■ **Given exercise**: Would you copy out the whole listing exactly as given?
┏━━
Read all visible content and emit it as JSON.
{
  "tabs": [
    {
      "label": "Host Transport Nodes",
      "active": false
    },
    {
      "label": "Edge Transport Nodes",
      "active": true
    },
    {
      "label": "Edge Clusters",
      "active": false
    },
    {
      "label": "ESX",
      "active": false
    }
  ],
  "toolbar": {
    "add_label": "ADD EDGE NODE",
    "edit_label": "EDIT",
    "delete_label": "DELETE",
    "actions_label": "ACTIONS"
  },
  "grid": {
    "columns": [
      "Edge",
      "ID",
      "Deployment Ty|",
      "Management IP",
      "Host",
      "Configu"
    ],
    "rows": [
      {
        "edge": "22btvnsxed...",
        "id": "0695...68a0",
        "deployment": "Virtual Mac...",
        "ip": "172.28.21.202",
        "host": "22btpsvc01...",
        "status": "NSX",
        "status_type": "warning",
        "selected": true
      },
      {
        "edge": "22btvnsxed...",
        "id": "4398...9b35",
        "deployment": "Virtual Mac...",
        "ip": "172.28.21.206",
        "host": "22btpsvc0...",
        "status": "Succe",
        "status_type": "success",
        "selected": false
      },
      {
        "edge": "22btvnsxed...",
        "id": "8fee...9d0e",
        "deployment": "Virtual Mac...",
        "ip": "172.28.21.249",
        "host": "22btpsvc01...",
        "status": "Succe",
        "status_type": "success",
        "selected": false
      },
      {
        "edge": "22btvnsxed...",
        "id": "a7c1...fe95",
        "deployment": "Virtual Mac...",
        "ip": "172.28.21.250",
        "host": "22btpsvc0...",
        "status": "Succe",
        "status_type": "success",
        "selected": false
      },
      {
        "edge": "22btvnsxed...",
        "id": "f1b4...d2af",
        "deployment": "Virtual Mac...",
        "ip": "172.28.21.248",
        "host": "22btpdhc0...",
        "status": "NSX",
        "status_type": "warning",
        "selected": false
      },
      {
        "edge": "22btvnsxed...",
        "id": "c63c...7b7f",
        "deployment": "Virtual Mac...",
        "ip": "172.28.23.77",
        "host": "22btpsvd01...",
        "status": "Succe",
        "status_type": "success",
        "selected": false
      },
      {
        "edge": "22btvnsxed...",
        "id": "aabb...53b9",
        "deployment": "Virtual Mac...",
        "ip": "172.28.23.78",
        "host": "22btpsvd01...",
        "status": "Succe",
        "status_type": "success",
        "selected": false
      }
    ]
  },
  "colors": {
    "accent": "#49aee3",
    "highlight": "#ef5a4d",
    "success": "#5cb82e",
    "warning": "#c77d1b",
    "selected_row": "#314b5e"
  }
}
┗━━
■ **Solution for this problem**:
Read all visible content and emit it as JSON.
{
  "tabs": [
    {
      "label": "Host Transport Nodes",
      "active": false
    },
    {
      "label": "Edge Transport Nodes",
      "active": true
    },
    {
      "label": "Edge Clusters",
      "active": false
    },
    {
      "label": "ESX",
      "active": false
    }
  ],
  "toolbar": {
    "add_label": "ADD EDGE NODE",
    "edit_label": "EDIT",
    "delete_label": "DELETE",
    "actions_label": "ACTIONS"
  },
  "grid": {
    "columns": [
      "Edge",
      "ID",
      "Deployment Ty|",
      "Management IP",
      "Host",
      "Configu"
    ],
    "rows": [
      {
        "edge": "22btvnsxed...",
        "id": "0695...68a0",
        "deployment": "Virtual Mac...",
        "ip": "172.28.21.202",
        "host": "22btpsvc01...",
        "status": "NSX",
        "status_type": "warning",
        "selected": true
      },
      {
        "edge": "22btvnsxed...",
        "id": "4398...9b35",
        "deployment": "Virtual Mac...",
        "ip": "172.28.21.206",
        "host": "22btpsvc0...",
        "status": "Succe",
        "status_type": "success",
        "selected": false
      },
      {
        "edge": "22btvnsxed...",
        "id": "8fee...9d0e",
        "deployment": "Virtual Mac...",
        "ip": "172.28.21.249",
        "host": "22btpsvc01...",
        "status": "Succe",
        "status_type": "success",
        "selected": false
      },
      {
        "edge": "22btvnsxed...",
        "id": "a7c1...fe95",
        "deployment": "Virtual Mac...",
        "ip": "172.28.21.250",
        "host": "22btpsvc0...",
        "status": "Succe",
        "status_type": "success",
        "selected": false
      },
      {
        "edge": "22btvnsxed...",
        "id": "f1b4...d2af",
        "deployment": "Virtual Mac...",
        "ip": "172.28.21.248",
        "host": "22btpdhc0...",
        "status": "NSX",
        "status_type": "warning",
        "selected": false
      },
      {
        "edge": "22btvnsxed...",
        "id": "c63c...7b7f",
        "deployment": "Virtual Mac...",
        "ip": "172.28.23.77",
        "host": "22btpsvd01...",
        "status": "Succe",
        "status_type": "success",
        "selected": false
      },
      {
        "edge": "22btvnsxed...",
        "id": "aabb...53b9",
        "deployment": "Virtual Mac...",
        "ip": "172.28.23.78",
        "host": "22btpsvd01...",
        "status": "Succe",
        "status_type": "success",
        "selected": false
      }
    ]
  },
  "colors": {
    "accent": "#49aee3",
    "highlight": "#ef5a4d",
    "success": "#5cb82e",
    "warning": "#c77d1b",
    "selected_row": "#314b5e"
  }
}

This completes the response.